EXERCISE => Where the word "background" occurs in a line, return that line.

INFORMATION GIVEN =>

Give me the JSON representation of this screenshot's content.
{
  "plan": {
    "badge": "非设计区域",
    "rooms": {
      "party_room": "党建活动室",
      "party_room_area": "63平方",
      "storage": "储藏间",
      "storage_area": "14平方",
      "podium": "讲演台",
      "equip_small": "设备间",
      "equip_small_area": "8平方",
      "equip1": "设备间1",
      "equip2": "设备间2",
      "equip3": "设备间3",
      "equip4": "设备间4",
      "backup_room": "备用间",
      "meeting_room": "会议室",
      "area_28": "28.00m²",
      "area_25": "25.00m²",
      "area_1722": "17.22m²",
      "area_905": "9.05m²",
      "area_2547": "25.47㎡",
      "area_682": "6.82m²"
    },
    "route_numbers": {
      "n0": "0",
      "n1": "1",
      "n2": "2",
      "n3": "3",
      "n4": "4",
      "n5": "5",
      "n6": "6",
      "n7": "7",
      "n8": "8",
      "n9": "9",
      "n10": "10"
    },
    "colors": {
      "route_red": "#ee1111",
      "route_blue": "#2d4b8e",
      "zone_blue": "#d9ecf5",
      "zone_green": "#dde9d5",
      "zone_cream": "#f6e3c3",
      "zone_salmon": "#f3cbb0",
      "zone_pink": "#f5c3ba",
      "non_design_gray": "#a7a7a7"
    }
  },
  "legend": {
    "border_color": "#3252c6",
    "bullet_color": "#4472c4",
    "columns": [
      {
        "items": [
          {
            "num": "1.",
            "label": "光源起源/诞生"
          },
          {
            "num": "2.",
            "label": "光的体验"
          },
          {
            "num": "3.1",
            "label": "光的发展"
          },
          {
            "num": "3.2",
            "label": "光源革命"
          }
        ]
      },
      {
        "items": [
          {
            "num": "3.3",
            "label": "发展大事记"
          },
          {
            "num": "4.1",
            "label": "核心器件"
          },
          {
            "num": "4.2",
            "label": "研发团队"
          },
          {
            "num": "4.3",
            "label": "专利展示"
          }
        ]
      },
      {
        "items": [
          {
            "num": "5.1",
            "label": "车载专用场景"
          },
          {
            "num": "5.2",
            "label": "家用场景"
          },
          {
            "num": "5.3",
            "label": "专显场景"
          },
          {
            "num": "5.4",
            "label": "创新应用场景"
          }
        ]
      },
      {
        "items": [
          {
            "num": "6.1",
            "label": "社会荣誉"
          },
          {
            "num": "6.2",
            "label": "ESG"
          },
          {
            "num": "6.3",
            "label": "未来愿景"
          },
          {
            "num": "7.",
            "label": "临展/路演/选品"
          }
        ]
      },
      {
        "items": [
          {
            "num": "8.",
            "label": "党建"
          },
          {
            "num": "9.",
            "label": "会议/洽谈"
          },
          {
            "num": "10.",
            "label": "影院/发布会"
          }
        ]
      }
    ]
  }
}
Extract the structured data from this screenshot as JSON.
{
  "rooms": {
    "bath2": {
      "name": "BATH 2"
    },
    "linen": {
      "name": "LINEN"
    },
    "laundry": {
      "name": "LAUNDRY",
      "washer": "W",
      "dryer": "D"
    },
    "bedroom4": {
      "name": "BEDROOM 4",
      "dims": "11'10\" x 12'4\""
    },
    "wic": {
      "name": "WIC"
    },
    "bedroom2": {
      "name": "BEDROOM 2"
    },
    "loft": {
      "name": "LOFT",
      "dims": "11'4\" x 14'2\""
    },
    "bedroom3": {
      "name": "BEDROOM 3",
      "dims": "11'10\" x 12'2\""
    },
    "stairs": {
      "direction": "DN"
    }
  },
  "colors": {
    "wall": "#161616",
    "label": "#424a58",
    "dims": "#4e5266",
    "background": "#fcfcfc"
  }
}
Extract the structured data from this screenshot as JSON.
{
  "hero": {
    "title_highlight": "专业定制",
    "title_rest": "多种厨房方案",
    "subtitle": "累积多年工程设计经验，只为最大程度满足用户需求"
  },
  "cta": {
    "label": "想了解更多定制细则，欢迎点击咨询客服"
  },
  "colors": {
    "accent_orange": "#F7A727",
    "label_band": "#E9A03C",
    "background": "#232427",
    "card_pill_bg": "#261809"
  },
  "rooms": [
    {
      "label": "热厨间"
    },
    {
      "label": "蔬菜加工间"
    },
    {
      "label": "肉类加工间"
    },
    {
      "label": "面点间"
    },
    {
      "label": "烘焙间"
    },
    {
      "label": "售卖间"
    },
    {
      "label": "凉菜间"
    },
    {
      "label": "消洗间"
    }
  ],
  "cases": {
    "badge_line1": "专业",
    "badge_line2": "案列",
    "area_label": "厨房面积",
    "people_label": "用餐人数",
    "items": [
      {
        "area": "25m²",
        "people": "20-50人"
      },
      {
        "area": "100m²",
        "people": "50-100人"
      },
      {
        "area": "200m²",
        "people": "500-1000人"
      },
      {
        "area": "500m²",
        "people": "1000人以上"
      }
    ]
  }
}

SOLUTION FOR THIS TASK =>
    "background": "#fcfcfc"
    "background": "#232427",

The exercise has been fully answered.